Saved data entries
- - -

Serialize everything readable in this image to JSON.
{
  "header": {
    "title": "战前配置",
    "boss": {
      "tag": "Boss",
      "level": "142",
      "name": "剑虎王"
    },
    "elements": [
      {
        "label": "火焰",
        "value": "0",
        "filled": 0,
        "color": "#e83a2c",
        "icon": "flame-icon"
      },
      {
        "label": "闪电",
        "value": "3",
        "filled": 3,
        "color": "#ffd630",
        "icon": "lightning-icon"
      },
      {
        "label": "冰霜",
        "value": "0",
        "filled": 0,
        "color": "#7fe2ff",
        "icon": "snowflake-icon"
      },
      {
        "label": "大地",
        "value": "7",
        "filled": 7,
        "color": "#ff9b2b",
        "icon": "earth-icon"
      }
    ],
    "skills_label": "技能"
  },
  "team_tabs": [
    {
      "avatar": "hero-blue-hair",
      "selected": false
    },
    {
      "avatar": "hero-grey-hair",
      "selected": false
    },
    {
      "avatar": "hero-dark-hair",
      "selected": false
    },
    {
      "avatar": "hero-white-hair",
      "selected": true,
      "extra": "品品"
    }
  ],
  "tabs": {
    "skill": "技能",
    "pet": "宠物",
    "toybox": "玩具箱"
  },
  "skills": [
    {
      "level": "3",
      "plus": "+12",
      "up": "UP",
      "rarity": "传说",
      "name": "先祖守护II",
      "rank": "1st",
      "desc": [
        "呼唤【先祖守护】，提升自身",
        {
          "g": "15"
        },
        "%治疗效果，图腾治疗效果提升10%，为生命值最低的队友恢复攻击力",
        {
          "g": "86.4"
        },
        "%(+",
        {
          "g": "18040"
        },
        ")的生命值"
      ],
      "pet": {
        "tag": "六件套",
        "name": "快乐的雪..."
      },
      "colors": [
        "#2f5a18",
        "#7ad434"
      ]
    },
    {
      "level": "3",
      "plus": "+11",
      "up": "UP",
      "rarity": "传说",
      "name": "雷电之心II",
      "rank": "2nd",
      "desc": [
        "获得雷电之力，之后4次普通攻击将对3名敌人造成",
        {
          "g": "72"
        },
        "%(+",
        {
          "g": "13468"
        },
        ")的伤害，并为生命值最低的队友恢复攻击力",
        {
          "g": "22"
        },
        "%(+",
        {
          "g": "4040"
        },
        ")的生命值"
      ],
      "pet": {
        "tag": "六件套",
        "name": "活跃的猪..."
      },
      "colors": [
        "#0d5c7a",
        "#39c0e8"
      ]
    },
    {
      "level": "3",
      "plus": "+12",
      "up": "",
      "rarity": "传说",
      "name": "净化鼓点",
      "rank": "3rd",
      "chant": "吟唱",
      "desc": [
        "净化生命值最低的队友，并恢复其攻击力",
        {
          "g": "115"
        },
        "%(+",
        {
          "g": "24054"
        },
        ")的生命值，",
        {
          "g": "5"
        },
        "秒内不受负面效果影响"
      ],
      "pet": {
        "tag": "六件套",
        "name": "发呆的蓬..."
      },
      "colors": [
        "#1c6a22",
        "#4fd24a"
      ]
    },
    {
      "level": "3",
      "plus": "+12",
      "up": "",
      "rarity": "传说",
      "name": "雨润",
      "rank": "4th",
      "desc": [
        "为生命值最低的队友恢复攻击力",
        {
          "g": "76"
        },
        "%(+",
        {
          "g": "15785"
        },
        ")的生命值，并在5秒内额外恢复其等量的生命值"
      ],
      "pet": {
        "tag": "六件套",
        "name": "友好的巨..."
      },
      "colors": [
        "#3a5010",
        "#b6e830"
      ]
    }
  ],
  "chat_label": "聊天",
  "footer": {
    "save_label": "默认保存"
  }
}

- - -

> _Your objective_
Copy all of the material word for word.

> _Result of this task_
Serialize everything readable in this image to JSON.
{
  "header": {
    "title": "战前配置",
    "boss": {
      "tag": "Boss",
      "level": "142",
      "name": "剑虎王"
    },
    "elements": [
      {
        "label": "火焰",
        "value": "0",
        "filled": 0,
        "color": "#e83a2c",
        "icon": "flame-icon"
      },
      {
        "label": "闪电",
        "value": "3",
        "filled": 3,
        "color": "#ffd630",
        "icon": "lightning-icon"
      },
      {
        "label": "冰霜",
        "value": "0",
        "filled": 0,
        "color": "#7fe2ff",
        "icon": "snowflake-icon"
      },
      {
        "label": "大地",
        "value": "7",
        "filled": 7,
        "color": "#ff9b2b",
        "icon": "earth-icon"
      }
    ],
    "skills_label": "技能"
  },
  "team_tabs": [
    {
      "avatar": "hero-blue-hair",
      "selected": false
    },
    {
      "avatar": "hero-grey-hair",
      "selected": false
    },
    {
      "avatar": "hero-dark-hair",
      "selected": false
    },
    {
      "avatar": "hero-white-hair",
      "selected": true,
      "extra": "品品"
    }
  ],
  "tabs": {
    "skill": "技能",
    "pet": "宠物",
    "toybox": "玩具箱"
  },
  "skills": [
    {
      "level": "3",
      "plus": "+12",
      "up": "UP",
      "rarity": "传说",
      "name": "先祖守护II",
      "rank": "1st",
      "desc": [
        "呼唤【先祖守护】，提升自身",
        {
          "g": "15"
        },
        "%治疗效果，图腾治疗效果提升10%，为生命值最低的队友恢复攻击力",
        {
          "g": "86.4"
        },
        "%(+",
        {
          "g": "18040"
        },
        ")的生命值"
      ],
      "pet": {
        "tag": "六件套",
        "name": "快乐的雪..."
      },
      "colors": [
        "#2f5a18",
        "#7ad434"
      ]
    },
    {
      "level": "3",
      "plus": "+11",
      "up": "UP",
      "rarity": "传说",
      "name": "雷电之心II",
      "rank": "2nd",
      "desc": [
        "获得雷电之力，之后4次普通攻击将对3名敌人造成",
        {
          "g": "72"
        },
        "%(+",
        {
          "g": "13468"
        },
        ")的伤害，并为生命值最低的队友恢复攻击力",
        {
          "g": "22"
        },
        "%(+",
        {
          "g": "4040"
        },
        ")的生命值"
      ],
      "pet": {
        "tag": "六件套",
        "name": "活跃的猪..."
      },
      "colors": [
        "#0d5c7a",
        "#39c0e8"
      ]
    },
    {
      "level": "3",
      "plus": "+12",
      "up": "",
      "rarity": "传说",
      "name": "净化鼓点",
      "rank": "3rd",
      "chant": "吟唱",
      "desc": [
        "净化生命值最低的队友，并恢复其攻击力",
        {
          "g": "115"
        },
        "%(+",
        {
          "g": "24054"
        },
        ")的生命值，",
        {
          "g": "5"
        },
        "秒内不受负面效果影响"
      ],
      "pet": {
        "tag": "六件套",
        "name": "发呆的蓬..."
      },
      "colors": [
        "#1c6a22",
        "#4fd24a"
      ]
    },
    {
      "level": "3",
      "plus": "+12",
      "up": "",
      "rarity": "传说",
      "name": "雨润",
      "rank": "4th",
      "desc": [
        "为生命值最低的队友恢复攻击力",
        {
          "g": "76"
        },
        "%(+",
        {
          "g": "15785"
        },
        ")的生命值，并在5秒内额外恢复其等量的生命值"
      ],
      "pet": {
        "tag": "六件套",
        "name": "友好的巨..."
      },
      "colors": [
        "#3a5010",
        "#b6e830"
      ]
    }
  ],
  "chat_label": "聊天",
  "footer": {
    "save_label": "默认保存"
  }
}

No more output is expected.